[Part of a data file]
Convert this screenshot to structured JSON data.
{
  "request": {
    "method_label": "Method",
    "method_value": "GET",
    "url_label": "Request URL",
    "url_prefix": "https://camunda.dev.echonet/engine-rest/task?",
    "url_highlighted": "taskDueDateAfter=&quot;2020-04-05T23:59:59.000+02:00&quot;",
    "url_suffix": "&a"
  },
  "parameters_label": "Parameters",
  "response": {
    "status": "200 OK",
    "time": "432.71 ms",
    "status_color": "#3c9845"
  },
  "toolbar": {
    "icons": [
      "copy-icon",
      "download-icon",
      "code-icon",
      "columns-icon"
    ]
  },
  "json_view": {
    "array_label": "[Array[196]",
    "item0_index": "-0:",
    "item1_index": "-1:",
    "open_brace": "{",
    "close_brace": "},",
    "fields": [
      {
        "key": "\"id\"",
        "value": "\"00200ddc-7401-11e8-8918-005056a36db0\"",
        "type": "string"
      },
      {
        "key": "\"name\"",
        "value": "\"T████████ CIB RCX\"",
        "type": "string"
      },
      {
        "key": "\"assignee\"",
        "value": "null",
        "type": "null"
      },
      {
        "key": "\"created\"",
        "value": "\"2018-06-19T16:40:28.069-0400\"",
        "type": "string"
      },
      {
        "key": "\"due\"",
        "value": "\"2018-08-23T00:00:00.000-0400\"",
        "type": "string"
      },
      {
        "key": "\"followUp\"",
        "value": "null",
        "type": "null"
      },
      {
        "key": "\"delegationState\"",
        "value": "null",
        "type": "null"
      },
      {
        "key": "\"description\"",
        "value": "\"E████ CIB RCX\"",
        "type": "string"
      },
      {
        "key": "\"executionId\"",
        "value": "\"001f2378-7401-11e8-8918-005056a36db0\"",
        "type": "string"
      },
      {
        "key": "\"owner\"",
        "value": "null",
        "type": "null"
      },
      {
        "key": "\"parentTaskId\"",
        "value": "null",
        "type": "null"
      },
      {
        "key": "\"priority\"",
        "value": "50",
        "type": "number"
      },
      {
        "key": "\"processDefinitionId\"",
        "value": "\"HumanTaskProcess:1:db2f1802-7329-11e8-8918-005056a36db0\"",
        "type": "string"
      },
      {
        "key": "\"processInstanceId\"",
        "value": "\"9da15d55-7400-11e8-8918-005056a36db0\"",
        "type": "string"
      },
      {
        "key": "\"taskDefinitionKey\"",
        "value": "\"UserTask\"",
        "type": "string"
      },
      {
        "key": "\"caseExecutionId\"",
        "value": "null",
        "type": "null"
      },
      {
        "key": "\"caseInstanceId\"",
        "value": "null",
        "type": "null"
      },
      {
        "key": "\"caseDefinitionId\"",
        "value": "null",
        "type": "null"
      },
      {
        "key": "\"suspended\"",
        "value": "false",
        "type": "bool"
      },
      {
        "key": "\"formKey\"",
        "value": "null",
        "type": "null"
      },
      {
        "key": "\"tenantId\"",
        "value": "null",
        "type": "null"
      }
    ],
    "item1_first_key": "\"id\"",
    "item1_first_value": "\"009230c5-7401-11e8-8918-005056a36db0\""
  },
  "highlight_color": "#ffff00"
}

--

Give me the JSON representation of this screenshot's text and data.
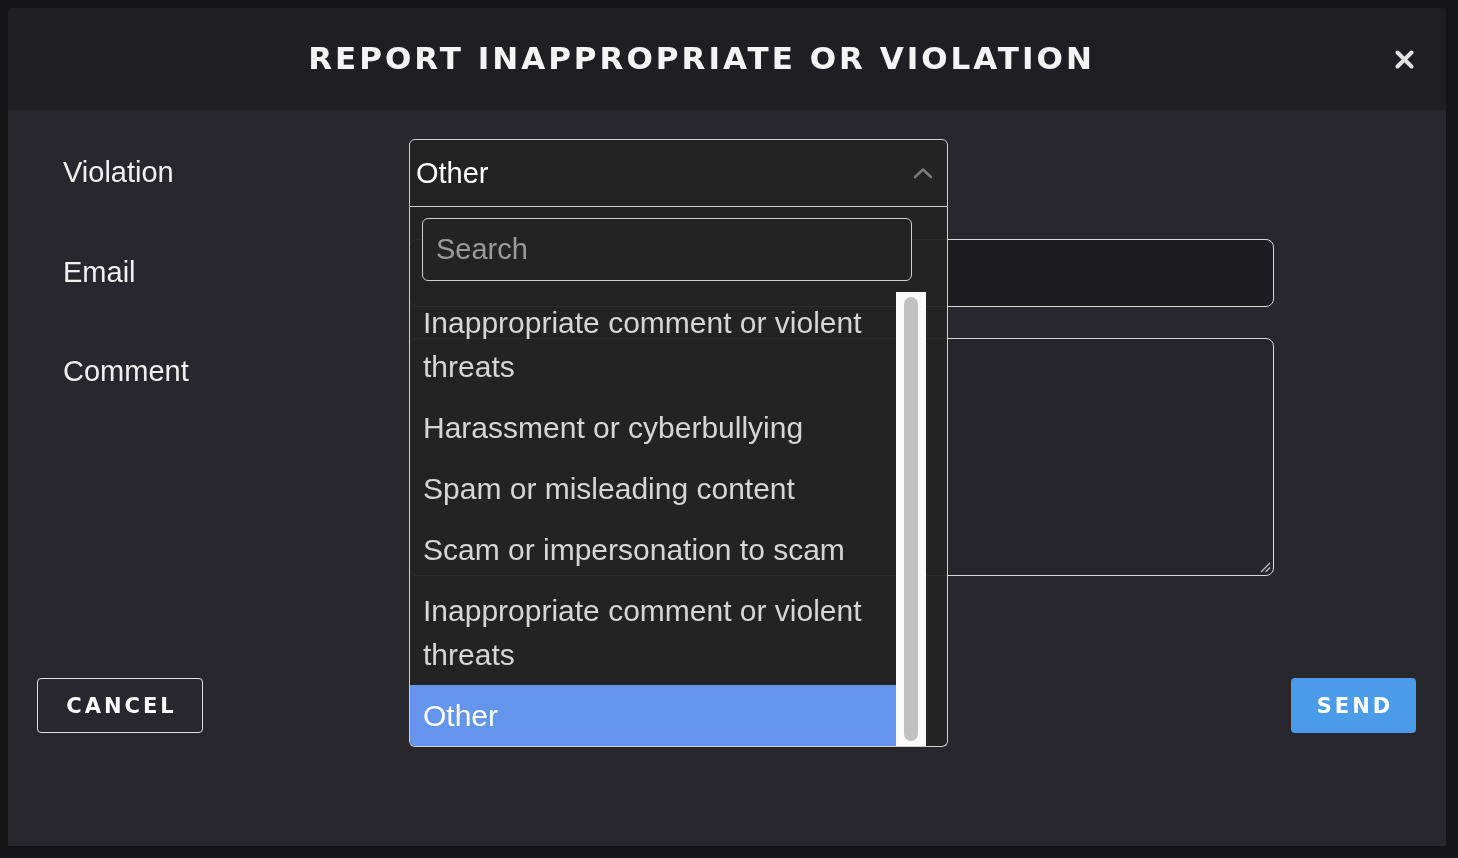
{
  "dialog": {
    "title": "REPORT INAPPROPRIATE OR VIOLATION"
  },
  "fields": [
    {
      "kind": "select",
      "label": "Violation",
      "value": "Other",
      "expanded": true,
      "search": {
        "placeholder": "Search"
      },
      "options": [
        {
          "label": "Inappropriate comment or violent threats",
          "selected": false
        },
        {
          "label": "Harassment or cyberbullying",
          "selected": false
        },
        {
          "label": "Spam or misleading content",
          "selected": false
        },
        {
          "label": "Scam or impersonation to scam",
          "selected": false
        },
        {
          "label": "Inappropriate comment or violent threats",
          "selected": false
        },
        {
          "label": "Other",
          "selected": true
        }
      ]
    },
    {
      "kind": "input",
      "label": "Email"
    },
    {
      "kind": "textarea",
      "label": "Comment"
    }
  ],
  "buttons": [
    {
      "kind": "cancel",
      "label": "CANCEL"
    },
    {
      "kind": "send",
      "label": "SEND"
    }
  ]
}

- WHAT IS NEEDED
Pick out every line holding the string "kind" and return it.

- FINISHED EXERCISE
      "kind": "select",
      "kind": "input",
      "kind": "textarea",
      "kind": "cancel",
      "kind": "send",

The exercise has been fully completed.